▸ EXERCISE INSTRUCTIONS:
Copy every line, leaving nothing out and adding nothing.

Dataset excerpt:
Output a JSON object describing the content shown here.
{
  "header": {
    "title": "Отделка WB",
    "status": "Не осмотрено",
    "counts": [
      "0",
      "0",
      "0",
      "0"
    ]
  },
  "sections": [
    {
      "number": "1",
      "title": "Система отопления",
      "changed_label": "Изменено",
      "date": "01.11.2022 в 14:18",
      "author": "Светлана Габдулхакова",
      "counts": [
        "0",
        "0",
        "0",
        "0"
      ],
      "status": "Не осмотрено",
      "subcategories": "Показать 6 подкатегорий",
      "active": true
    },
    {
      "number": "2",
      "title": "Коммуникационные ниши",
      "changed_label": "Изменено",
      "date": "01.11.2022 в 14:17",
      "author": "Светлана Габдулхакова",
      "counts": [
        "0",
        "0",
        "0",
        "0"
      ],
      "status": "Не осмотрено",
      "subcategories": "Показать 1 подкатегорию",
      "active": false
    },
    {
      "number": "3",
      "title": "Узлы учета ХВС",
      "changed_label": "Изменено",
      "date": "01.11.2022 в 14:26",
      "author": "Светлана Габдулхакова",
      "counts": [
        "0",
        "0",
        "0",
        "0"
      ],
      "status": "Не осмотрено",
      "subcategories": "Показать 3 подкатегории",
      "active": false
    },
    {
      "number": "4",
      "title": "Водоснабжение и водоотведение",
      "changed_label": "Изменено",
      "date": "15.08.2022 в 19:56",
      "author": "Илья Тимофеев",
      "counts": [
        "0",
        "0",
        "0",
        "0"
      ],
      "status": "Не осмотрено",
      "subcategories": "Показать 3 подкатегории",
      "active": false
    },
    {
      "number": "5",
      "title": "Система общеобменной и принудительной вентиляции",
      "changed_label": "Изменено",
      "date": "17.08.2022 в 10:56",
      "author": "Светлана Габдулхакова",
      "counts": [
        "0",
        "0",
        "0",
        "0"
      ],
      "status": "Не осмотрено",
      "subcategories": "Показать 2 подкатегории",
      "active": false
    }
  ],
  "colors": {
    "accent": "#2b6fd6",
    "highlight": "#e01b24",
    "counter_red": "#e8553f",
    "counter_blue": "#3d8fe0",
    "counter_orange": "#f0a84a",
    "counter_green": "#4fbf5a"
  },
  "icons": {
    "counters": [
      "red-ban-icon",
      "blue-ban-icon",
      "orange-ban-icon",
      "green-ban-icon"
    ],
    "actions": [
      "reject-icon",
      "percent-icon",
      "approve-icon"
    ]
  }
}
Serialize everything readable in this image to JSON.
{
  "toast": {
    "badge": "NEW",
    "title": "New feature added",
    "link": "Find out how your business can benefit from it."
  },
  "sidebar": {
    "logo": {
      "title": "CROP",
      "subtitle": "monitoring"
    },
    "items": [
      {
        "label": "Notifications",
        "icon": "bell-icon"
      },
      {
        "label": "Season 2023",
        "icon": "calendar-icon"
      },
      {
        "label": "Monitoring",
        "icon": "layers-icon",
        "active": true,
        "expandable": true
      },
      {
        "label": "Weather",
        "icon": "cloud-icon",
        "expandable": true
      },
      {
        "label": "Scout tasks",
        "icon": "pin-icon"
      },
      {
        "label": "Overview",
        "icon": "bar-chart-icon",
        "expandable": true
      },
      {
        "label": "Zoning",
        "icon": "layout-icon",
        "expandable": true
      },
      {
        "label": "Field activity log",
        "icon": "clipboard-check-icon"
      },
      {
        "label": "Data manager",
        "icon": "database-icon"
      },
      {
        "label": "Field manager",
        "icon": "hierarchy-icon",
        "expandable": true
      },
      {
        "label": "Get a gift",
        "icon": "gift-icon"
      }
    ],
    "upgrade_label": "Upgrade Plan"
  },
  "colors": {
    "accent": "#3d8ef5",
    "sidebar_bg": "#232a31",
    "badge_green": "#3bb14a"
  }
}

▸ RESULT OF THE TASK:
Output a JSON object describing the content shown here.
{
  "header": {
    "title": "Отделка WB",
    "status": "Не осмотрено",
    "counts": [
      "0",
      "0",
      "0",
      "0"
    ]
  },
  "sections": [
    {
      "number": "1",
      "title": "Система отопления",
      "changed_label": "Изменено",
      "date": "01.11.2022 в 14:18",
      "author": "Светлана Габдулхакова",
      "counts": [
        "0",
        "0",
        "0",
        "0"
      ],
      "status": "Не осмотрено",
      "subcategories": "Показать 6 подкатегорий",
      "active": true
    },
    {
      "number": "2",
      "title": "Коммуникационные ниши",
      "changed_label": "Изменено",
      "date": "01.11.2022 в 14:17",
      "author": "Светлана Габдулхакова",
      "counts": [
        "0",
        "0",
        "0",
        "0"
      ],
      "status": "Не осмотрено",
      "subcategories": "Показать 1 подкатегорию",
      "active": false
    },
    {
      "number": "3",
      "title": "Узлы учета ХВС",
      "changed_label": "Изменено",
      "date": "01.11.2022 в 14:26",
      "author": "Светлана Габдулхакова",
      "counts": [
        "0",
        "0",
        "0",
        "0"
      ],
      "status": "Не осмотрено",
      "subcategories": "Показать 3 подкатегории",
      "active": false
    },
    {
      "number": "4",
      "title": "Водоснабжение и водоотведение",
      "changed_label": "Изменено",
      "date": "15.08.2022 в 19:56",
      "author": "Илья Тимофеев",
      "counts": [
        "0",
        "0",
        "0",
        "0"
      ],
      "status": "Не осмотрено",
      "subcategories": "Показать 3 подкатегории",
      "active": false
    },
    {
      "number": "5",
      "title": "Система общеобменной и принудительной вентиляции",
      "changed_label": "Изменено",
      "date": "17.08.2022 в 10:56",
      "author": "Светлана Габдулхакова",
      "counts": [
        "0",
        "0",
        "0",
        "0"
      ],
      "status": "Не осмотрено",
      "subcategories": "Показать 2 подкатегории",
      "active": false
    }
  ],
  "colors": {
    "accent": "#2b6fd6",
    "highlight": "#e01b24",
    "counter_red": "#e8553f",
    "counter_blue": "#3d8fe0",
    "counter_orange": "#f0a84a",
    "counter_green": "#4fbf5a"
  },
  "icons": {
    "counters": [
      "red-ban-icon",
      "blue-ban-icon",
      "orange-ban-icon",
      "green-ban-icon"
    ],
    "actions": [
      "reject-icon",
      "percent-icon",
      "approve-icon"
    ]
  }
}
Serialize everything readable in this image to JSON.
{
  "toast": {
    "badge": "NEW",
    "title": "New feature added",
    "link": "Find out how your business can benefit from it."
  },
  "sidebar": {
    "logo": {
      "title": "CROP",
      "subtitle": "monitoring"
    },
    "items": [
      {
        "label": "Notifications",
        "icon": "bell-icon"
      },
      {
        "label": "Season 2023",
        "icon": "calendar-icon"
      },
      {
        "label": "Monitoring",
        "icon": "layers-icon",
        "active": true,
        "expandable": true
      },
      {
        "label": "Weather",
        "icon": "cloud-icon",
        "expandable": true
      },
      {
        "label": "Scout tasks",
        "icon": "pin-icon"
      },
      {
        "label": "Overview",
        "icon": "bar-chart-icon",
        "expandable": true
      },
      {
        "label": "Zoning",
        "icon": "layout-icon",
        "expandable": true
      },
      {
        "label": "Field activity log",
        "icon": "clipboard-check-icon"
      },
      {
        "label": "Data manager",
        "icon": "database-icon"
      },
      {
        "label": "Field manager",
        "icon": "hierarchy-icon",
        "expandable": true
      },
      {
        "label": "Get a gift",
        "icon": "gift-icon"
      }
    ],
    "upgrade_label": "Upgrade Plan"
  },
  "colors": {
    "accent": "#3d8ef5",
    "sidebar_bg": "#232a31",
    "badge_green": "#3bb14a"
  }
}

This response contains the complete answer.